Your instructions: Give only a count of the lines that include the string "土方机械".

◇ ◇ ◇ ◇ ◇ ◇ ◇

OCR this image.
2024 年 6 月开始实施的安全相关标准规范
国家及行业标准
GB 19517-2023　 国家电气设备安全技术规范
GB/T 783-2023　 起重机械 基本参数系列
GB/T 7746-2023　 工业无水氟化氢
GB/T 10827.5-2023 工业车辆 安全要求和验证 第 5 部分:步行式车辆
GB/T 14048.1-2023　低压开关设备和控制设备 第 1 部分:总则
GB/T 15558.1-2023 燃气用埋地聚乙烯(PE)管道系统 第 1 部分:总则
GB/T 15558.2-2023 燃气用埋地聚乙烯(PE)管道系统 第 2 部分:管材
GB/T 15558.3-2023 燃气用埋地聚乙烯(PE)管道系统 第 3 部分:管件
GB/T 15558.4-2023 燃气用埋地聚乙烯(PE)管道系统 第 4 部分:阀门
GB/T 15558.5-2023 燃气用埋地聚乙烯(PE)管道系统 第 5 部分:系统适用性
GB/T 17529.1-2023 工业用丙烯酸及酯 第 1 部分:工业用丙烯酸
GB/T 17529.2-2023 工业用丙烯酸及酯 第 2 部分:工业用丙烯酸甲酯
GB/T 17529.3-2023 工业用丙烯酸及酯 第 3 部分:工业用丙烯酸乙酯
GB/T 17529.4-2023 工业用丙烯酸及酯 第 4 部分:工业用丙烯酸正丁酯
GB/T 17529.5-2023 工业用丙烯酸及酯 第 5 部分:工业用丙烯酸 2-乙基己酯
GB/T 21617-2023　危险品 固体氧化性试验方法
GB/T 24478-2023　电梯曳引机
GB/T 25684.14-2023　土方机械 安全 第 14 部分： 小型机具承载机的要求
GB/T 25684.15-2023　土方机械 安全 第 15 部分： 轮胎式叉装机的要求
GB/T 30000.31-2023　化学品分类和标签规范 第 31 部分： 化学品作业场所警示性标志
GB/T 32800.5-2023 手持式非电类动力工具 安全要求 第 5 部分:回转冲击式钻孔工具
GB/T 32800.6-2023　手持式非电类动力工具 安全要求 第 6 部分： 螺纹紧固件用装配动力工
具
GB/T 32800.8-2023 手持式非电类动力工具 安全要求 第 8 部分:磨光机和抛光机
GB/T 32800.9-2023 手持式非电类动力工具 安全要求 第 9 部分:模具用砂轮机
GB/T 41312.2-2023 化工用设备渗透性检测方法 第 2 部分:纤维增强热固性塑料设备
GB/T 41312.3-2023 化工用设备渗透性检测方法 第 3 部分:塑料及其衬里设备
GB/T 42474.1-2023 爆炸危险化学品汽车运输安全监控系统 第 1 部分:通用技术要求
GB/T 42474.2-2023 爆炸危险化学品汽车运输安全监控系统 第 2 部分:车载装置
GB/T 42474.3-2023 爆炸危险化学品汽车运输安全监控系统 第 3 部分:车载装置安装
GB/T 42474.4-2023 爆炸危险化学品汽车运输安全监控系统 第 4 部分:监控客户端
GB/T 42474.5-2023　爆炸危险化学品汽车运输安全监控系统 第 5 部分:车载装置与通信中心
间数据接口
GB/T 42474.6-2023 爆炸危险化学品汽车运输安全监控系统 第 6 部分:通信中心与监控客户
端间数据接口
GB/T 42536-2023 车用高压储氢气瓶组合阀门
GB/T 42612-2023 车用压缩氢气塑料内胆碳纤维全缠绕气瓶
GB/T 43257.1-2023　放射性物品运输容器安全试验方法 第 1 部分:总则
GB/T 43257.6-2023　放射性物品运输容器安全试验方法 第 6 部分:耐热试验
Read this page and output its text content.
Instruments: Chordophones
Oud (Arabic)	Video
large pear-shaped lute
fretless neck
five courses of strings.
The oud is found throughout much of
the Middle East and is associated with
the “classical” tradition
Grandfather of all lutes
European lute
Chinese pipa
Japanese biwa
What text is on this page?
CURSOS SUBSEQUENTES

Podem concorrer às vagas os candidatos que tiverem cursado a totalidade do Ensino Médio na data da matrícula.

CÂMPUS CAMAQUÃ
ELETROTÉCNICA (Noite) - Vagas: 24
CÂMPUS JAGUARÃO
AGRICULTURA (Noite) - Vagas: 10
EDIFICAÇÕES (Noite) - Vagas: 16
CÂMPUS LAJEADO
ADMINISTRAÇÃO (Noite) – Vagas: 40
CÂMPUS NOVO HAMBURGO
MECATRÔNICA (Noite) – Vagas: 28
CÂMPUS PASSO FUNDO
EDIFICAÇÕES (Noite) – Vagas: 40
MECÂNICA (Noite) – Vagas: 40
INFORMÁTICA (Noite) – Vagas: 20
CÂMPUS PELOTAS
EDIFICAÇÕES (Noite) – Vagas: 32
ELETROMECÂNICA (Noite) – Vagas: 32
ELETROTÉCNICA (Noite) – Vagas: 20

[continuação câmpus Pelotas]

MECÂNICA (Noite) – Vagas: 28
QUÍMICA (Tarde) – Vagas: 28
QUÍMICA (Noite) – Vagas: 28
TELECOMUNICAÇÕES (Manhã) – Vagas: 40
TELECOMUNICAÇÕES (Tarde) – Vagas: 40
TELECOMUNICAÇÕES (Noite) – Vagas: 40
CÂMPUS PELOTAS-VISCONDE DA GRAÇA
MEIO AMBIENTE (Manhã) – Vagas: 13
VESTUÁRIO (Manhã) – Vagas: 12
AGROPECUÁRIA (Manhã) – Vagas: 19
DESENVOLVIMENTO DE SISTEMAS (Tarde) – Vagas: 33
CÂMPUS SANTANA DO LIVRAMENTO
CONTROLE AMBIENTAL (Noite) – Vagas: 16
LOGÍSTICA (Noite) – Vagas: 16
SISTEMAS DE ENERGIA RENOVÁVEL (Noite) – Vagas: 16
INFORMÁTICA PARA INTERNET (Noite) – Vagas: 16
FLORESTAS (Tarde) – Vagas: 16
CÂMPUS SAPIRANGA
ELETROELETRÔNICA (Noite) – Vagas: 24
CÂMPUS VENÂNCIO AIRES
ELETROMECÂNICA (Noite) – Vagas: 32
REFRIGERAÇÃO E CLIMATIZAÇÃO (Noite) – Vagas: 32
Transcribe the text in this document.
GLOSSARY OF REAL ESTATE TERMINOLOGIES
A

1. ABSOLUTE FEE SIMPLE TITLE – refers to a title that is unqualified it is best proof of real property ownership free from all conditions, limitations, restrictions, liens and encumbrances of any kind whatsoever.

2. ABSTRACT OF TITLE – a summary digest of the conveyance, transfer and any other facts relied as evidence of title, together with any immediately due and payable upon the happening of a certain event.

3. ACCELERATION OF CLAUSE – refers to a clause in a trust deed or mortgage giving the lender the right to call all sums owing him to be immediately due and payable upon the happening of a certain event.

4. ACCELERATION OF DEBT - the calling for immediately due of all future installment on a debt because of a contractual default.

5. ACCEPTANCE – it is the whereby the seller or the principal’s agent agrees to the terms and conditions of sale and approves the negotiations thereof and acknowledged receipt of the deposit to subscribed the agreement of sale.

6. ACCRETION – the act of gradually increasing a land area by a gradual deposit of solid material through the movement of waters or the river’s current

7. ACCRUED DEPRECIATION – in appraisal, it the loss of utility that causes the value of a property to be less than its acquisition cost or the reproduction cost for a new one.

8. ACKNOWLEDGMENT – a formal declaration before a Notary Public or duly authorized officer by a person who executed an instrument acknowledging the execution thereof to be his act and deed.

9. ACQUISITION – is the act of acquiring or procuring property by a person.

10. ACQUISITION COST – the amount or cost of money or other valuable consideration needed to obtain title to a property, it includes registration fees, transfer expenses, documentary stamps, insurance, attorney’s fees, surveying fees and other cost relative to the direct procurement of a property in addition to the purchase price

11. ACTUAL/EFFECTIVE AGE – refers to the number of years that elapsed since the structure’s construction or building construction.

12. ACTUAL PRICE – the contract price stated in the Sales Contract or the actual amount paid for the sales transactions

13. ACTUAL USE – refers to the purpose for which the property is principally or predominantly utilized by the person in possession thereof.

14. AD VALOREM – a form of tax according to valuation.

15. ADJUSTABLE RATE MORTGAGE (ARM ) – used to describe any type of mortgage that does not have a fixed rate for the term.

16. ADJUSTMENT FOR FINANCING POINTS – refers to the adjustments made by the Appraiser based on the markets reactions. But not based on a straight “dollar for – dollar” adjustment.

◇ ◇ ◇ ◇ ◇ ◇ ◇

Response: 2